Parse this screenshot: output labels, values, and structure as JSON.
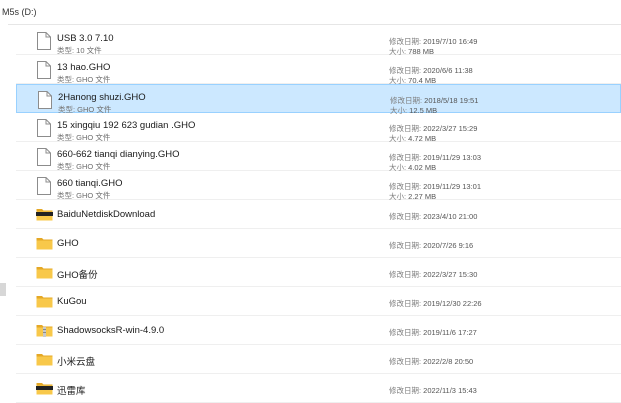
{
  "location": {
    "drive_label": "M5s (D:)"
  },
  "labels": {
    "type": "类型: ",
    "size": "大小: ",
    "modified": "修改日期: "
  },
  "items": [
    {
      "name": "USB 3.0 7.10",
      "kind": "file",
      "type": "10 文件",
      "size": "788 MB",
      "date": "2019/7/10 16:49",
      "selected": false
    },
    {
      "name": "13 hao.GHO",
      "kind": "file",
      "type": "GHO 文件",
      "size": "70.4 MB",
      "date": "2020/6/6 11:38",
      "selected": false
    },
    {
      "name": "2Hanong shuzi.GHO",
      "kind": "file",
      "type": "GHO 文件",
      "size": "12.5 MB",
      "date": "2018/5/18 19:51",
      "selected": true
    },
    {
      "name": "15 xingqiu 192 623 gudian .GHO",
      "kind": "file",
      "type": "GHO 文件",
      "size": "4.72 MB",
      "date": "2022/3/27 15:29",
      "selected": false
    },
    {
      "name": "660-662 tianqi dianying.GHO",
      "kind": "file",
      "type": "GHO 文件",
      "size": "4.02 MB",
      "date": "2019/11/29 13:03",
      "selected": false
    },
    {
      "name": "660 tianqi.GHO",
      "kind": "file",
      "type": "GHO 文件",
      "size": "2.27 MB",
      "date": "2019/11/29 13:01",
      "selected": false
    },
    {
      "name": "BaiduNetdiskDownload",
      "kind": "folder-special",
      "date": "2023/4/10 21:00",
      "selected": false
    },
    {
      "name": "GHO",
      "kind": "folder",
      "date": "2020/7/26 9:16",
      "selected": false
    },
    {
      "name": "GHO备份",
      "kind": "folder",
      "date": "2022/3/27 15:30",
      "selected": false
    },
    {
      "name": "KuGou",
      "kind": "folder",
      "date": "2019/12/30 22:26",
      "selected": false
    },
    {
      "name": "ShadowsocksR-win-4.9.0",
      "kind": "folder-zip",
      "date": "2019/11/6 17:27",
      "selected": false
    },
    {
      "name": "小米云盘",
      "kind": "folder",
      "date": "2022/2/8 20:50",
      "selected": false
    },
    {
      "name": "迅雷库",
      "kind": "folder-special",
      "date": "2022/11/3 15:43",
      "selected": false
    }
  ],
  "colors": {
    "selection_bg": "#cce8ff",
    "selection_border": "#99d1ff",
    "folder": "#f8c84a",
    "folder_dark": "#e5a826"
  }
}
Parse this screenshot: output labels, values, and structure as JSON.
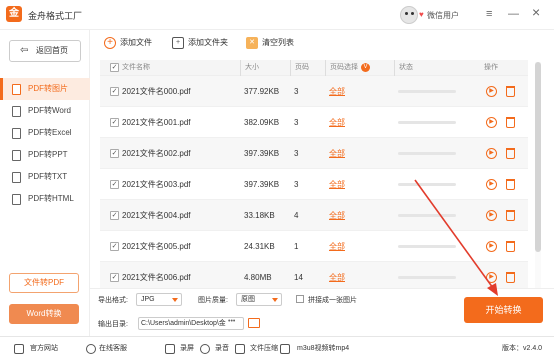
{
  "app": {
    "title": "金舟格式工厂",
    "user_label": "微信用户"
  },
  "window_controls": {
    "menu": "≡",
    "minimize": "—",
    "close": "×"
  },
  "sidebar": {
    "home": "返回首页",
    "items": [
      {
        "label": "PDF转图片",
        "active": true
      },
      {
        "label": "PDF转Word",
        "active": false
      },
      {
        "label": "PDF转Excel",
        "active": false
      },
      {
        "label": "PDF转PPT",
        "active": false
      },
      {
        "label": "PDF转TXT",
        "active": false
      },
      {
        "label": "PDF转HTML",
        "active": false
      }
    ],
    "file_to_pdf": "文件转PDF",
    "word_convert": "Word转换"
  },
  "toolbar": {
    "add_file": "添加文件",
    "add_folder": "添加文件夹",
    "clear_list": "清空列表"
  },
  "table": {
    "headers": {
      "name": "文件名称",
      "size": "大小",
      "pages": "页码",
      "page_select": "页码选择",
      "page_select_badge": "V",
      "status": "状态",
      "actions": "操作"
    },
    "rows": [
      {
        "name": "2021文件名000.pdf",
        "size": "377.92KB",
        "pages": "3",
        "selection": "全部",
        "progress": 0.0
      },
      {
        "name": "2021文件名001.pdf",
        "size": "382.09KB",
        "pages": "3",
        "selection": "全部",
        "progress": 0.0
      },
      {
        "name": "2021文件名002.pdf",
        "size": "397.39KB",
        "pages": "3",
        "selection": "全部",
        "progress": 0.0
      },
      {
        "name": "2021文件名003.pdf",
        "size": "397.39KB",
        "pages": "3",
        "selection": "全部",
        "progress": 0.0
      },
      {
        "name": "2021文件名004.pdf",
        "size": "33.18KB",
        "pages": "4",
        "selection": "全部",
        "progress": 0.0
      },
      {
        "name": "2021文件名005.pdf",
        "size": "24.31KB",
        "pages": "1",
        "selection": "全部",
        "progress": 0.0
      },
      {
        "name": "2021文件名006.pdf",
        "size": "4.80MB",
        "pages": "14",
        "selection": "全部",
        "progress": 0.0
      }
    ]
  },
  "bottom": {
    "export_format_label": "导出格式:",
    "export_format_value": "JPG",
    "image_quality_label": "图片质量:",
    "image_quality_value": "原图",
    "merge_label": "拼接成一张图片",
    "output_dir_label": "输出目录:",
    "output_dir_value": "C:\\Users\\admin\\Desktop\\金",
    "dots": "•••",
    "start_button": "开始转换"
  },
  "statusbar": {
    "website": "官方网站",
    "support": "在线客服",
    "record_screen": "录屏",
    "record_audio": "录音",
    "file_tool": "文件压缩",
    "convert_tool": "m3u8视频转mp4",
    "version": "版本：v2.4.0"
  },
  "colors": {
    "accent": "#f36b1c",
    "arrow": "#e23c2c"
  }
}
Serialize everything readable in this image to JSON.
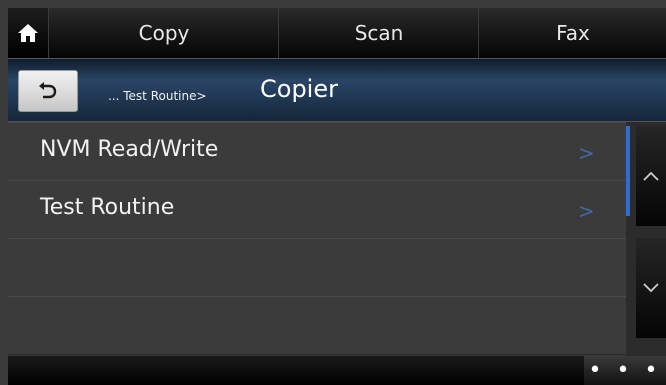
{
  "tabs": {
    "home_icon": "home-icon",
    "items": [
      {
        "label": "Copy"
      },
      {
        "label": "Scan"
      },
      {
        "label": "Fax"
      }
    ]
  },
  "header": {
    "back_icon": "back-arrow-icon",
    "crumb_prefix": "... Test Routine>",
    "current": "Copier"
  },
  "list": {
    "items": [
      {
        "label": "NVM Read/Write",
        "chevron": ">"
      },
      {
        "label": "Test Routine",
        "chevron": ">"
      },
      {
        "label": ""
      },
      {
        "label": ""
      }
    ]
  },
  "scroll": {
    "up_icon": "chevron-up-icon",
    "down_icon": "chevron-down-icon",
    "up_glyph": "^",
    "down_glyph": "v"
  },
  "footer": {
    "more_label": "• • •"
  },
  "colors": {
    "accent": "#2f6bd0",
    "chevron": "#3f6aa8"
  }
}
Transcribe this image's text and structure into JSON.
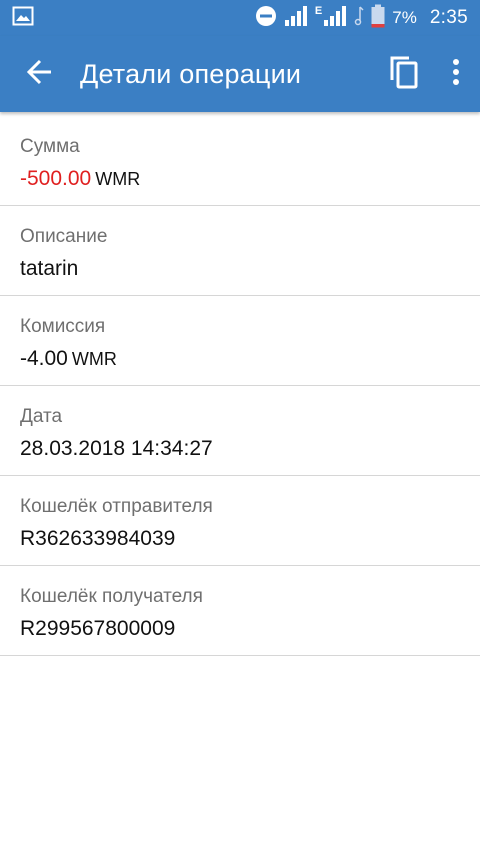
{
  "status_bar": {
    "icons": [
      "image-icon",
      "do-not-disturb-icon",
      "signal-icon",
      "network-e-icon",
      "signal-icon",
      "music-note-icon",
      "battery-icon"
    ],
    "network_type": "E",
    "battery": "7%",
    "time": "2:35"
  },
  "app_bar": {
    "title": "Детали операции",
    "back_icon": "arrow-back-icon",
    "copy_icon": "copy-icon",
    "more_icon": "more-vert-icon"
  },
  "details": {
    "amount": {
      "label": "Сумма",
      "value": "-500.00",
      "currency": "WMR"
    },
    "description": {
      "label": "Описание",
      "value": "tatarin"
    },
    "fee": {
      "label": "Комиссия",
      "value": "-4.00",
      "currency": "WMR"
    },
    "date": {
      "label": "Дата",
      "value": "28.03.2018 14:34:27"
    },
    "sender_wallet": {
      "label": "Кошелёк отправителя",
      "value": "R362633984039"
    },
    "recipient_wallet": {
      "label": "Кошелёк получателя",
      "value": "R299567800009"
    }
  },
  "colors": {
    "primary": "#3b7fc4",
    "negative_amount": "#e02020",
    "label": "#6f6f6f",
    "divider": "#d6d6d6"
  }
}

***

EXERCISE TASK: Keep the pictures out of the copy and return the rest of the data above exactly.

TASK ANSWER:
Parse this screenshot: output labels, values, and structure as JSON.
{
  "location": {
    "drive_label": "M5s (D:)"
  },
  "labels": {
    "type": "类型: ",
    "size": "大小: ",
    "modified": "修改日期: "
  },
  "items": [
    {
      "name": "USB 3.0 7.10",
      "kind": "file",
      "type": "10 文件",
      "size": "788 MB",
      "date": "2019/7/10 16:49",
      "selected": false
    },
    {
      "name": "13 hao.GHO",
      "kind": "file",
      "type": "GHO 文件",
      "size": "70.4 MB",
      "date": "2020/6/6 11:38",
      "selected": false
    },
    {
      "name": "2Hanong shuzi.GHO",
      "kind": "file",
      "type": "GHO 文件",
      "size": "12.5 MB",
      "date": "2018/5/18 19:51",
      "selected": true
    },
    {
      "name": "15 xingqiu 192 623 gudian .GHO",
      "kind": "file",
      "type": "GHO 文件",
      "size": "4.72 MB",
      "date": "2022/3/27 15:29",
      "selected": false
    },
    {
      "name": "660-662 tianqi dianying.GHO",
      "kind": "file",
      "type": "GHO 文件",
      "size": "4.02 MB",
      "date": "2019/11/29 13:03",
      "selected": false
    },
    {
      "name": "660 tianqi.GHO",
      "kind": "file",
      "type": "GHO 文件",
      "size": "2.27 MB",
      "date": "2019/11/29 13:01",
      "selected": false
    },
    {
      "name": "BaiduNetdiskDownload",
      "kind": "folder-special",
      "date": "2023/4/10 21:00",
      "selected": false
    },
    {
      "name": "GHO",
      "kind": "folder",
      "date": "2020/7/26 9:16",
      "selected": false
    },
    {
      "name": "GHO备份",
      "kind": "folder",
      "date": "2022/3/27 15:30",
      "selected": false
    },
    {
      "name": "KuGou",
      "kind": "folder",
      "date": "2019/12/30 22:26",
      "selected": false
    },
    {
      "name": "ShadowsocksR-win-4.9.0",
      "kind": "folder-zip",
      "date": "2019/11/6 17:27",
      "selected": false
    },
    {
      "name": "小米云盘",
      "kind": "folder",
      "date": "2022/2/8 20:50",
      "selected": false
    },
    {
      "name": "迅雷库",
      "kind": "folder-special",
      "date": "2022/11/3 15:43",
      "selected": false
    }
  ],
  "colors": {
    "selection_bg": "#cce8ff",
    "selection_border": "#99d1ff",
    "folder": "#f8c84a",
    "folder_dark": "#e5a826"
  }
}
Parse this screenshot: output labels, values, and structure as JSON.
{
  "app": {
    "title": "金舟格式工厂",
    "user_label": "微信用户"
  },
  "window_controls": {
    "menu": "≡",
    "minimize": "—",
    "close": "×"
  },
  "sidebar": {
    "home": "返回首页",
    "items": [
      {
        "label": "PDF转图片",
        "active": true
      },
      {
        "label": "PDF转Word",
        "active": false
      },
      {
        "label": "PDF转Excel",
        "active": false
      },
      {
        "label": "PDF转PPT",
        "active": false
      },
      {
        "label": "PDF转TXT",
        "active": false
      },
      {
        "label": "PDF转HTML",
        "active": false
      }
    ],
    "file_to_pdf": "文件转PDF",
    "word_convert": "Word转换"
  },
  "toolbar": {
    "add_file": "添加文件",
    "add_folder": "添加文件夹",
    "clear_list": "清空列表"
  },
  "table": {
    "headers": {
      "name": "文件名称",
      "size": "大小",
      "pages": "页码",
      "page_select": "页码选择",
      "page_select_badge": "V",
      "status": "状态",
      "actions": "操作"
    },
    "rows": [
      {
        "name": "2021文件名000.pdf",
        "size": "377.92KB",
        "pages": "3",
        "selection": "全部",
        "progress": 0.0
      },
      {
        "name": "2021文件名001.pdf",
        "size": "382.09KB",
        "pages": "3",
        "selection": "全部",
        "progress": 0.0
      },
      {
        "name": "2021文件名002.pdf",
        "size": "397.39KB",
        "pages": "3",
        "selection": "全部",
        "progress": 0.0
      },
      {
        "name": "2021文件名003.pdf",
        "size": "397.39KB",
        "pages": "3",
        "selection": "全部",
        "progress": 0.0
      },
      {
        "name": "2021文件名004.pdf",
        "size": "33.18KB",
        "pages": "4",
        "selection": "全部",
        "progress": 0.0
      },
      {
        "name": "2021文件名005.pdf",
        "size": "24.31KB",
        "pages": "1",
        "selection": "全部",
        "progress": 0.0
      },
      {
        "name": "2021文件名006.pdf",
        "size": "4.80MB",
        "pages": "14",
        "selection": "全部",
        "progress": 0.0
      }
    ]
  },
  "bottom": {
    "export_format_label": "导出格式:",
    "export_format_value": "JPG",
    "image_quality_label": "图片质量:",
    "image_quality_value": "原图",
    "merge_label": "拼接成一张图片",
    "output_dir_label": "输出目录:",
    "output_dir_value": "C:\\Users\\admin\\Desktop\\金",
    "dots": "•••",
    "start_button": "开始转换"
  },
  "statusbar": {
    "website": "官方网站",
    "support": "在线客服",
    "record_screen": "录屏",
    "record_audio": "录音",
    "file_tool": "文件压缩",
    "convert_tool": "m3u8视频转mp4",
    "version": "版本：v2.4.0"
  },
  "colors": {
    "accent": "#f36b1c",
    "arrow": "#e23c2c"
  }
}
Serialize everything readable in this image to JSON.
{
  "tabs": {
    "home_icon": "home-icon",
    "items": [
      {
        "label": "Copy"
      },
      {
        "label": "Scan"
      },
      {
        "label": "Fax"
      }
    ]
  },
  "header": {
    "back_icon": "back-arrow-icon",
    "crumb_prefix": "... Test Routine>",
    "current": "Copier"
  },
  "list": {
    "items": [
      {
        "label": "NVM Read/Write",
        "chevron": ">"
      },
      {
        "label": "Test Routine",
        "chevron": ">"
      },
      {
        "label": ""
      },
      {
        "label": ""
      }
    ]
  },
  "scroll": {
    "up_icon": "chevron-up-icon",
    "down_icon": "chevron-down-icon",
    "up_glyph": "^",
    "down_glyph": "v"
  },
  "footer": {
    "more_label": "• • •"
  },
  "colors": {
    "accent": "#2f6bd0",
    "chevron": "#3f6aa8"
  }
}
Transcribe this image's text and structure into JSON.
{
  "status_bar": {
    "icons": [
      "image-icon",
      "do-not-disturb-icon",
      "signal-icon",
      "network-e-icon",
      "signal-icon",
      "music-note-icon",
      "battery-icon"
    ],
    "network_type": "E",
    "battery": "7%",
    "time": "2:35"
  },
  "app_bar": {
    "title": "Детали операции",
    "back_icon": "arrow-back-icon",
    "copy_icon": "copy-icon",
    "more_icon": "more-vert-icon"
  },
  "details": {
    "amount": {
      "label": "Сумма",
      "value": "-500.00",
      "currency": "WMR"
    },
    "description": {
      "label": "Описание",
      "value": "tatarin"
    },
    "fee": {
      "label": "Комиссия",
      "value": "-4.00",
      "currency": "WMR"
    },
    "date": {
      "label": "Дата",
      "value": "28.03.2018 14:34:27"
    },
    "sender_wallet": {
      "label": "Кошелёк отправителя",
      "value": "R362633984039"
    },
    "recipient_wallet": {
      "label": "Кошелёк получателя",
      "value": "R299567800009"
    }
  },
  "colors": {
    "primary": "#3b7fc4",
    "negative_amount": "#e02020",
    "label": "#6f6f6f",
    "divider": "#d6d6d6"
  }
}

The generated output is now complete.